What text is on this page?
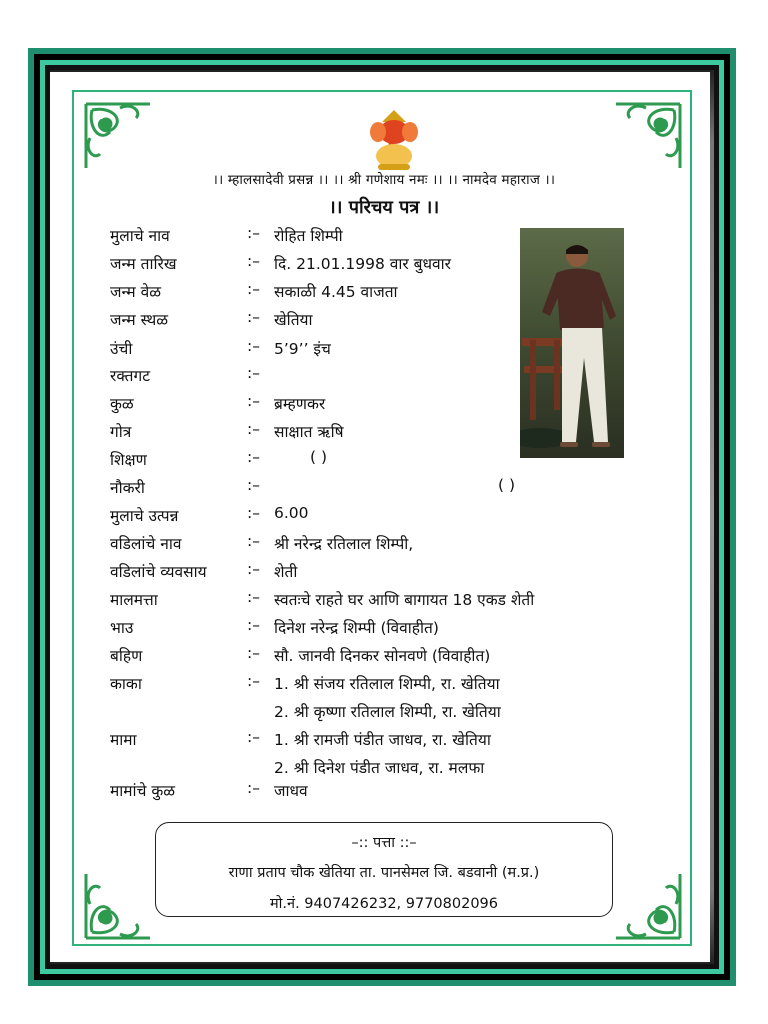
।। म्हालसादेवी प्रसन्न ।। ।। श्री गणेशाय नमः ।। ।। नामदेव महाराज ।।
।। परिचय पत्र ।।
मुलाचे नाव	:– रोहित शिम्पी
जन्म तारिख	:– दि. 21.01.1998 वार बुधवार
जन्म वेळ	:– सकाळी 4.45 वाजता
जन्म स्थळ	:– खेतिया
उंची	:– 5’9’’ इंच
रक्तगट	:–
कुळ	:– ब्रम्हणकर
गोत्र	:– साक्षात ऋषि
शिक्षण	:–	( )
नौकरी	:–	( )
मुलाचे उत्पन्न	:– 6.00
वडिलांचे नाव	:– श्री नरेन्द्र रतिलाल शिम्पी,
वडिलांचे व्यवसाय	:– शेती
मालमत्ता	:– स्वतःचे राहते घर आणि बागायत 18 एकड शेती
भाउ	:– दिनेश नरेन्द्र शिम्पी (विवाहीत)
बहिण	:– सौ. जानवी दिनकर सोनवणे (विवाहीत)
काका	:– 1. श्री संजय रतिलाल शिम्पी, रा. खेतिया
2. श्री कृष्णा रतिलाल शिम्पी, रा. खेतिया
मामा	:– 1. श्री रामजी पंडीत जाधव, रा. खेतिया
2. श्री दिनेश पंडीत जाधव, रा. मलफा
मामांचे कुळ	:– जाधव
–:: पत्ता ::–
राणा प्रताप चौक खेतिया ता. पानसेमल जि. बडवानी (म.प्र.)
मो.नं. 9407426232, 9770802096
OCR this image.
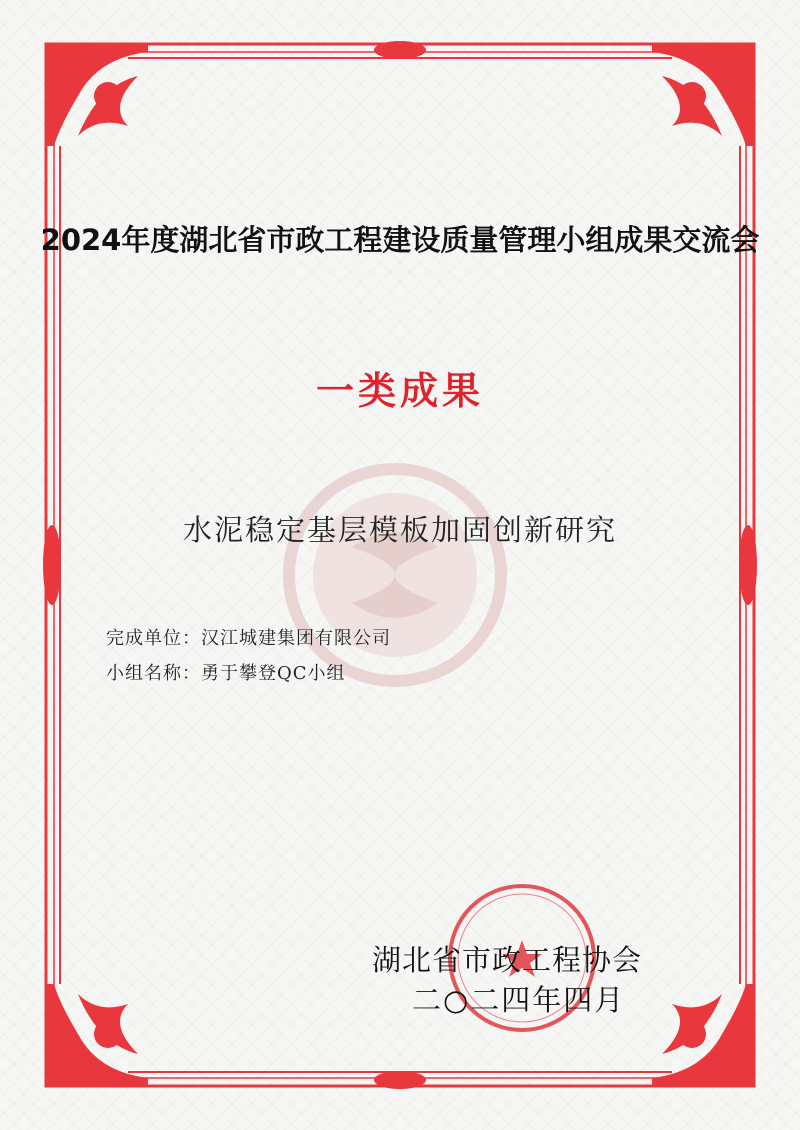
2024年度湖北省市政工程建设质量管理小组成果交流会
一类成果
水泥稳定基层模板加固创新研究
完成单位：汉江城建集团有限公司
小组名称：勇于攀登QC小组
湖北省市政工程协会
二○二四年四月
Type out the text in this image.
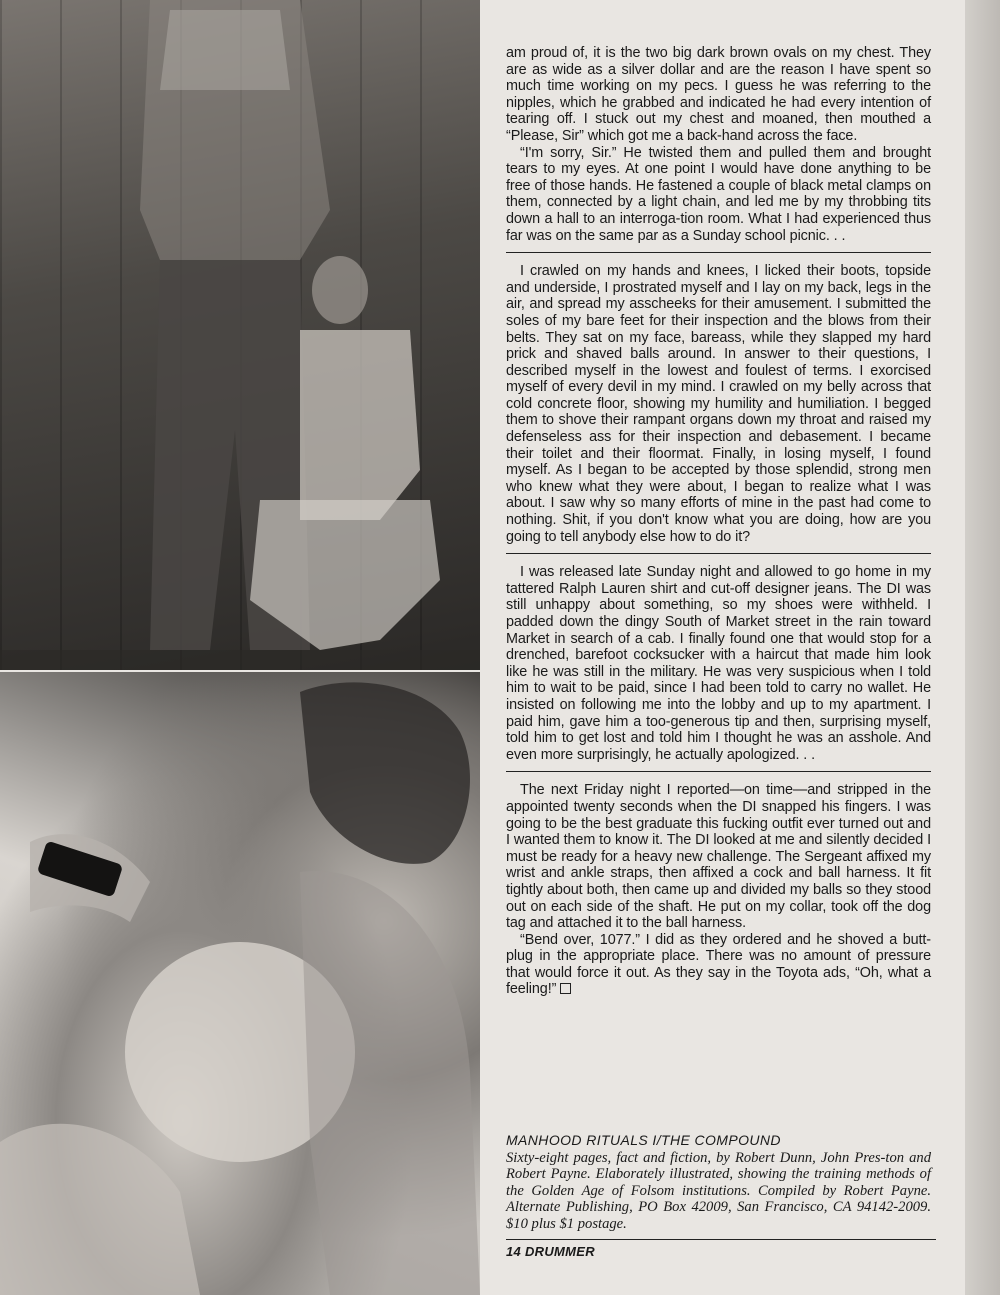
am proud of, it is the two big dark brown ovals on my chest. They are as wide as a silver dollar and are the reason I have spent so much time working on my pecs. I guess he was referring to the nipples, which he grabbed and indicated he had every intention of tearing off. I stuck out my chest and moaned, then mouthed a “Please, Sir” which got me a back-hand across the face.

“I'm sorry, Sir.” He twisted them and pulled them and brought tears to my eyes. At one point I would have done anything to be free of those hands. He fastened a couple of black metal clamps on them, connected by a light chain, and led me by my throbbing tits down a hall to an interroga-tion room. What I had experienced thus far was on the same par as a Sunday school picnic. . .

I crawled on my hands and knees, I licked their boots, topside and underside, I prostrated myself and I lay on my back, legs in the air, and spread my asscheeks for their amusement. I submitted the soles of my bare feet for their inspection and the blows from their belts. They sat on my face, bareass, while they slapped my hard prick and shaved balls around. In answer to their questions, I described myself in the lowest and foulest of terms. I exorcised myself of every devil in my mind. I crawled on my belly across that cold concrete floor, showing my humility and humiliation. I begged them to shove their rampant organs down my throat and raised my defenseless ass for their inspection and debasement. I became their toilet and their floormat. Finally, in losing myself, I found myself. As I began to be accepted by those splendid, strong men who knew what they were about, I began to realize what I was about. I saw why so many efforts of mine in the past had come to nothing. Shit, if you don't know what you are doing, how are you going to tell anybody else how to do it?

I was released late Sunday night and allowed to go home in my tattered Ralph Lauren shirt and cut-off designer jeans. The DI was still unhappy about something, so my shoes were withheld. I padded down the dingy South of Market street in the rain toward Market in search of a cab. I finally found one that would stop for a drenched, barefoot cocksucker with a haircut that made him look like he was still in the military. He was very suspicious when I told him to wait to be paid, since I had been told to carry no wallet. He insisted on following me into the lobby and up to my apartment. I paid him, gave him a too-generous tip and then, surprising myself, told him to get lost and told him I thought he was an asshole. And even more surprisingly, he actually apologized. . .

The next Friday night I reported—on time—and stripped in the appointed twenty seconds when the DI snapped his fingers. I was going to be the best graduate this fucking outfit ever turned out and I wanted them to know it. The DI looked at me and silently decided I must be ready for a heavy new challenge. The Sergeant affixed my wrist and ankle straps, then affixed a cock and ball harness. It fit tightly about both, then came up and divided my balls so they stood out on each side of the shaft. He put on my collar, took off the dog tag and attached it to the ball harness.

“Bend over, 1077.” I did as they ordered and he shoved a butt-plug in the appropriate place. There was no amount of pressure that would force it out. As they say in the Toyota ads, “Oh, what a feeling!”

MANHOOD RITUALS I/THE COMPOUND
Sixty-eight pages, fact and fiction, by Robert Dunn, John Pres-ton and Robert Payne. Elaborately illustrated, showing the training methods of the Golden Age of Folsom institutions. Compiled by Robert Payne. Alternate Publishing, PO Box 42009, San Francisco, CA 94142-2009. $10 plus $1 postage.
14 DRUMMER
----
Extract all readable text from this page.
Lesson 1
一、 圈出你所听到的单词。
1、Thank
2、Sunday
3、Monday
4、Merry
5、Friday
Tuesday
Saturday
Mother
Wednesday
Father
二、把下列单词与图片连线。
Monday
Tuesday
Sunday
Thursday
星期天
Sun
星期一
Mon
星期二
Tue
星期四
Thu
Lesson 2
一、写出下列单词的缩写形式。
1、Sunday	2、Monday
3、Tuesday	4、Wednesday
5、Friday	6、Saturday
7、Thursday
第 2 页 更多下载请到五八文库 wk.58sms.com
----
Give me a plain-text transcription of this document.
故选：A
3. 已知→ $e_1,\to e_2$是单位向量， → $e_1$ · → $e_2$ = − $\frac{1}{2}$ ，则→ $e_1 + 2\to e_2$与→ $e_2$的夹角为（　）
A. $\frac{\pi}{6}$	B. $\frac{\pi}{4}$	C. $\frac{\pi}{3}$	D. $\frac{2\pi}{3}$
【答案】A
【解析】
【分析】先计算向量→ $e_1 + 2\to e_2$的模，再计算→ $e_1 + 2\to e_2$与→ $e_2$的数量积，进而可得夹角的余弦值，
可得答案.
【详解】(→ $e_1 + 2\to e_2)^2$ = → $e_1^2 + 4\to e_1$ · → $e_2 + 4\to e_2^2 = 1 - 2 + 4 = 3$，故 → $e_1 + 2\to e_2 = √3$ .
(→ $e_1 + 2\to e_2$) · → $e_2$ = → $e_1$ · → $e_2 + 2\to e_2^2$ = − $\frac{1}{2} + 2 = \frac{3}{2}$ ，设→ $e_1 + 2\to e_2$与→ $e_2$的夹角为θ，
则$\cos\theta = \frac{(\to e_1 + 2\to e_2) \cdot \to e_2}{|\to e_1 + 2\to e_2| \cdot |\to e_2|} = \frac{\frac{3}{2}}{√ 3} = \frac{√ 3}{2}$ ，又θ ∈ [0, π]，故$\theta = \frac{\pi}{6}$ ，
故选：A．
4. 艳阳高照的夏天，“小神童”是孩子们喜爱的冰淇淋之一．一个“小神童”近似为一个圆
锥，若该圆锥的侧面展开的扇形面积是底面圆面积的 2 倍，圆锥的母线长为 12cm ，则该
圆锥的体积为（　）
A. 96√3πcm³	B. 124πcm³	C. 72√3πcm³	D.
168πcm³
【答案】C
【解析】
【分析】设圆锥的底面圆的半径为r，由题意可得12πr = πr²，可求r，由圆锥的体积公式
----
--- Task directions ---
Check each line of the records for the word "frac", and show the lines that contain it.

--- Completed task ---
3. 已知→ $e_1,\to e_2$是单位向量， → $e_1$ · → $e_2$ = − $\frac{1}{2}$ ，则→ $e_1 + 2\to e_2$与→ $e_2$的夹角为（　）
A. $\frac{\pi}{6}$	B. $\frac{\pi}{4}$	C. $\frac{\pi}{3}$	D. $\frac{2\pi}{3}$
(→ $e_1 + 2\to e_2$) · → $e_2$ = → $e_1$ · → $e_2 + 2\to e_2^2$ = − $\frac{1}{2} + 2 = \frac{3}{2}$ ，设→ $e_1 + 2\to e_2$与→ $e_2$的夹角为θ，
则$\cos\theta = \frac{(\to e_1 + 2\to e_2) \cdot \to e_2}{|\to e_1 + 2\to e_2| \cdot |\to e_2|} = \frac{\frac{3}{2}}{√ 3} = \frac{√ 3}{2}$ ，又θ ∈ [0, π]，故$\theta = \frac{\pi}{6}$ ，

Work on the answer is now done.